----- Provided data -----

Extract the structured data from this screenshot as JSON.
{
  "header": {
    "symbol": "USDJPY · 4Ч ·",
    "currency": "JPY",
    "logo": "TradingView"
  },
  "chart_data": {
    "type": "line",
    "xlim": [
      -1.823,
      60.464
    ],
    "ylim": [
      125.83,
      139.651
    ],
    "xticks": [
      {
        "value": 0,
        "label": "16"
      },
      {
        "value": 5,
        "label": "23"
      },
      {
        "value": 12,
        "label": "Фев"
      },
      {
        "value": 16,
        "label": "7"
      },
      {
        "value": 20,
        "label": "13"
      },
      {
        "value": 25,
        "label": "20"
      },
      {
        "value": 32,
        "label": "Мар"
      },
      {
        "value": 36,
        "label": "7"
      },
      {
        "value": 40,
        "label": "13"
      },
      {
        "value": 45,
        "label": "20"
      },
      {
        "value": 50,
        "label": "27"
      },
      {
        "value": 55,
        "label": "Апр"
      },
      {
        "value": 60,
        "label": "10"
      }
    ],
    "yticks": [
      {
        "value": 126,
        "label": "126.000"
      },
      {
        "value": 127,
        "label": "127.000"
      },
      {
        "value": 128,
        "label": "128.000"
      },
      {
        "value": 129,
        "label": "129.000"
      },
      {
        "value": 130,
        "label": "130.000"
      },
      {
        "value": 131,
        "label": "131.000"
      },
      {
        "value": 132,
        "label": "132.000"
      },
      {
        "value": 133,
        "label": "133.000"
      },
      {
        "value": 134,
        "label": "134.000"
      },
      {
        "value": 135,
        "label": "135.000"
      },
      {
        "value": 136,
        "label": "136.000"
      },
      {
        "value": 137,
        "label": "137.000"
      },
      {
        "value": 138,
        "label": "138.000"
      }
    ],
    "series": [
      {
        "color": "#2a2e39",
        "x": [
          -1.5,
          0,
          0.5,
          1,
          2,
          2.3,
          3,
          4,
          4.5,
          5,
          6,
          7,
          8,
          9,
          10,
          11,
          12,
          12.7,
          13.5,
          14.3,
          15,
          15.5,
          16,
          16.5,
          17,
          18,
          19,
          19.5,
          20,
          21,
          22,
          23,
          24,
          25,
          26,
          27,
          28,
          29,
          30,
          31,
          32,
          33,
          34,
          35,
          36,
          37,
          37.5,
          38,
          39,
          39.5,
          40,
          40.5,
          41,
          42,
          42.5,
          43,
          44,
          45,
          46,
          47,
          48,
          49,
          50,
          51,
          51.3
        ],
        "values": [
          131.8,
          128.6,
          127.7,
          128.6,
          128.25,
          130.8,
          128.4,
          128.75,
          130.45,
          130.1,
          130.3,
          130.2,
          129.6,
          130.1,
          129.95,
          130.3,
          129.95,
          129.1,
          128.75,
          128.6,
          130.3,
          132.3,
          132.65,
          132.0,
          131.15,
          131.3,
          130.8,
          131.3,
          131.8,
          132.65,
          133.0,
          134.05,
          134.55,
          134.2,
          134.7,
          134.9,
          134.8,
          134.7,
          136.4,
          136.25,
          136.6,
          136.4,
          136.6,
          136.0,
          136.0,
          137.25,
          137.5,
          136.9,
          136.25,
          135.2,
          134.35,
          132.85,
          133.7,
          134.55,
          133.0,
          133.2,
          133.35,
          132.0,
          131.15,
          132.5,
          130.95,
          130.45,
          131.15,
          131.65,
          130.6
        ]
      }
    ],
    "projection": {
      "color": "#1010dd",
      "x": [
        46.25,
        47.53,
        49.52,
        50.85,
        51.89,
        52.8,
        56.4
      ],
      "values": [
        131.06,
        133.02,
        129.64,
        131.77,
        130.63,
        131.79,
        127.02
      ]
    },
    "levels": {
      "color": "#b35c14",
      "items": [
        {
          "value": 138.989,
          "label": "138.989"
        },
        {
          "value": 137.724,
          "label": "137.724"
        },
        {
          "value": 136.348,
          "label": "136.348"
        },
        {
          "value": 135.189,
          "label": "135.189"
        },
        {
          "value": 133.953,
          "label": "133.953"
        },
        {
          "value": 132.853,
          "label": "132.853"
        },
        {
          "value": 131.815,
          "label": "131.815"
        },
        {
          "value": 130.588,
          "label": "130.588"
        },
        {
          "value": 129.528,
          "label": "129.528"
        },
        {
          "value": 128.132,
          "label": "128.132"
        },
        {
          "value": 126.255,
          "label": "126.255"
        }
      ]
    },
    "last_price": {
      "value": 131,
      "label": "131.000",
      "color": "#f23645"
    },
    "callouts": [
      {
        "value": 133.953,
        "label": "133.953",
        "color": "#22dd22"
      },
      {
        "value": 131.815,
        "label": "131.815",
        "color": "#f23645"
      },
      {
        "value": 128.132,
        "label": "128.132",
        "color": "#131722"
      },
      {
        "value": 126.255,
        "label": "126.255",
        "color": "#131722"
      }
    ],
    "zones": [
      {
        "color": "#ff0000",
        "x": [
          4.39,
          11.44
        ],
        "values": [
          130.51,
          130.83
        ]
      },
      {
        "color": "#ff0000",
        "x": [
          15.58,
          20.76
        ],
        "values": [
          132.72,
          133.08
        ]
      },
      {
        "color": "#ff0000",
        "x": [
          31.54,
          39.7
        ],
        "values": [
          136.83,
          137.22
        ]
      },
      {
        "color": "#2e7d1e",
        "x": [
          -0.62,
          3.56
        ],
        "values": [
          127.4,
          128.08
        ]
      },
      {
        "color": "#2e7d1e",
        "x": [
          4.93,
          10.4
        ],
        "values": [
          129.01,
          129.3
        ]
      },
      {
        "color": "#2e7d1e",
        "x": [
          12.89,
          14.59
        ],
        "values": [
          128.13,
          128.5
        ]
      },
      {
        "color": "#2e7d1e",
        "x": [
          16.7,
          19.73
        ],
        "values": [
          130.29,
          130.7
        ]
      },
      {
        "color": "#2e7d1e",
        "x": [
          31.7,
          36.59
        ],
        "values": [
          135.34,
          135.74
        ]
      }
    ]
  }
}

-----

Short task: Repeat the records above exactly, from the first line to the last.

Reply to the exercise:
Extract the structured data from this screenshot as JSON.
{
  "header": {
    "symbol": "USDJPY · 4Ч ·",
    "currency": "JPY",
    "logo": "TradingView"
  },
  "chart_data": {
    "type": "line",
    "xlim": [
      -1.823,
      60.464
    ],
    "ylim": [
      125.83,
      139.651
    ],
    "xticks": [
      {
        "value": 0,
        "label": "16"
      },
      {
        "value": 5,
        "label": "23"
      },
      {
        "value": 12,
        "label": "Фев"
      },
      {
        "value": 16,
        "label": "7"
      },
      {
        "value": 20,
        "label": "13"
      },
      {
        "value": 25,
        "label": "20"
      },
      {
        "value": 32,
        "label": "Мар"
      },
      {
        "value": 36,
        "label": "7"
      },
      {
        "value": 40,
        "label": "13"
      },
      {
        "value": 45,
        "label": "20"
      },
      {
        "value": 50,
        "label": "27"
      },
      {
        "value": 55,
        "label": "Апр"
      },
      {
        "value": 60,
        "label": "10"
      }
    ],
    "yticks": [
      {
        "value": 126,
        "label": "126.000"
      },
      {
        "value": 127,
        "label": "127.000"
      },
      {
        "value": 128,
        "label": "128.000"
      },
      {
        "value": 129,
        "label": "129.000"
      },
      {
        "value": 130,
        "label": "130.000"
      },
      {
        "value": 131,
        "label": "131.000"
      },
      {
        "value": 132,
        "label": "132.000"
      },
      {
        "value": 133,
        "label": "133.000"
      },
      {
        "value": 134,
        "label": "134.000"
      },
      {
        "value": 135,
        "label": "135.000"
      },
      {
        "value": 136,
        "label": "136.000"
      },
      {
        "value": 137,
        "label": "137.000"
      },
      {
        "value": 138,
        "label": "138.000"
      }
    ],
    "series": [
      {
        "color": "#2a2e39",
        "x": [
          -1.5,
          0,
          0.5,
          1,
          2,
          2.3,
          3,
          4,
          4.5,
          5,
          6,
          7,
          8,
          9,
          10,
          11,
          12,
          12.7,
          13.5,
          14.3,
          15,
          15.5,
          16,
          16.5,
          17,
          18,
          19,
          19.5,
          20,
          21,
          22,
          23,
          24,
          25,
          26,
          27,
          28,
          29,
          30,
          31,
          32,
          33,
          34,
          35,
          36,
          37,
          37.5,
          38,
          39,
          39.5,
          40,
          40.5,
          41,
          42,
          42.5,
          43,
          44,
          45,
          46,
          47,
          48,
          49,
          50,
          51,
          51.3
        ],
        "values": [
          131.8,
          128.6,
          127.7,
          128.6,
          128.25,
          130.8,
          128.4,
          128.75,
          130.45,
          130.1,
          130.3,
          130.2,
          129.6,
          130.1,
          129.95,
          130.3,
          129.95,
          129.1,
          128.75,
          128.6,
          130.3,
          132.3,
          132.65,
          132.0,
          131.15,
          131.3,
          130.8,
          131.3,
          131.8,
          132.65,
          133.0,
          134.05,
          134.55,
          134.2,
          134.7,
          134.9,
          134.8,
          134.7,
          136.4,
          136.25,
          136.6,
          136.4,
          136.6,
          136.0,
          136.0,
          137.25,
          137.5,
          136.9,
          136.25,
          135.2,
          134.35,
          132.85,
          133.7,
          134.55,
          133.0,
          133.2,
          133.35,
          132.0,
          131.15,
          132.5,
          130.95,
          130.45,
          131.15,
          131.65,
          130.6
        ]
      }
    ],
    "projection": {
      "color": "#1010dd",
      "x": [
        46.25,
        47.53,
        49.52,
        50.85,
        51.89,
        52.8,
        56.4
      ],
      "values": [
        131.06,
        133.02,
        129.64,
        131.77,
        130.63,
        131.79,
        127.02
      ]
    },
    "levels": {
      "color": "#b35c14",
      "items": [
        {
          "value": 138.989,
          "label": "138.989"
        },
        {
          "value": 137.724,
          "label": "137.724"
        },
        {
          "value": 136.348,
          "label": "136.348"
        },
        {
          "value": 135.189,
          "label": "135.189"
        },
        {
          "value": 133.953,
          "label": "133.953"
        },
        {
          "value": 132.853,
          "label": "132.853"
        },
        {
          "value": 131.815,
          "label": "131.815"
        },
        {
          "value": 130.588,
          "label": "130.588"
        },
        {
          "value": 129.528,
          "label": "129.528"
        },
        {
          "value": 128.132,
          "label": "128.132"
        },
        {
          "value": 126.255,
          "label": "126.255"
        }
      ]
    },
    "last_price": {
      "value": 131,
      "label": "131.000",
      "color": "#f23645"
    },
    "callouts": [
      {
        "value": 133.953,
        "label": "133.953",
        "color": "#22dd22"
      },
      {
        "value": 131.815,
        "label": "131.815",
        "color": "#f23645"
      },
      {
        "value": 128.132,
        "label": "128.132",
        "color": "#131722"
      },
      {
        "value": 126.255,
        "label": "126.255",
        "color": "#131722"
      }
    ],
    "zones": [
      {
        "color": "#ff0000",
        "x": [
          4.39,
          11.44
        ],
        "values": [
          130.51,
          130.83
        ]
      },
      {
        "color": "#ff0000",
        "x": [
          15.58,
          20.76
        ],
        "values": [
          132.72,
          133.08
        ]
      },
      {
        "color": "#ff0000",
        "x": [
          31.54,
          39.7
        ],
        "values": [
          136.83,
          137.22
        ]
      },
      {
        "color": "#2e7d1e",
        "x": [
          -0.62,
          3.56
        ],
        "values": [
          127.4,
          128.08
        ]
      },
      {
        "color": "#2e7d1e",
        "x": [
          4.93,
          10.4
        ],
        "values": [
          129.01,
          129.3
        ]
      },
      {
        "color": "#2e7d1e",
        "x": [
          12.89,
          14.59
        ],
        "values": [
          128.13,
          128.5
        ]
      },
      {
        "color": "#2e7d1e",
        "x": [
          16.7,
          19.73
        ],
        "values": [
          130.29,
          130.7
        ]
      },
      {
        "color": "#2e7d1e",
        "x": [
          31.7,
          36.59
        ],
        "values": [
          135.34,
          135.74
        ]
      }
    ]
  }
}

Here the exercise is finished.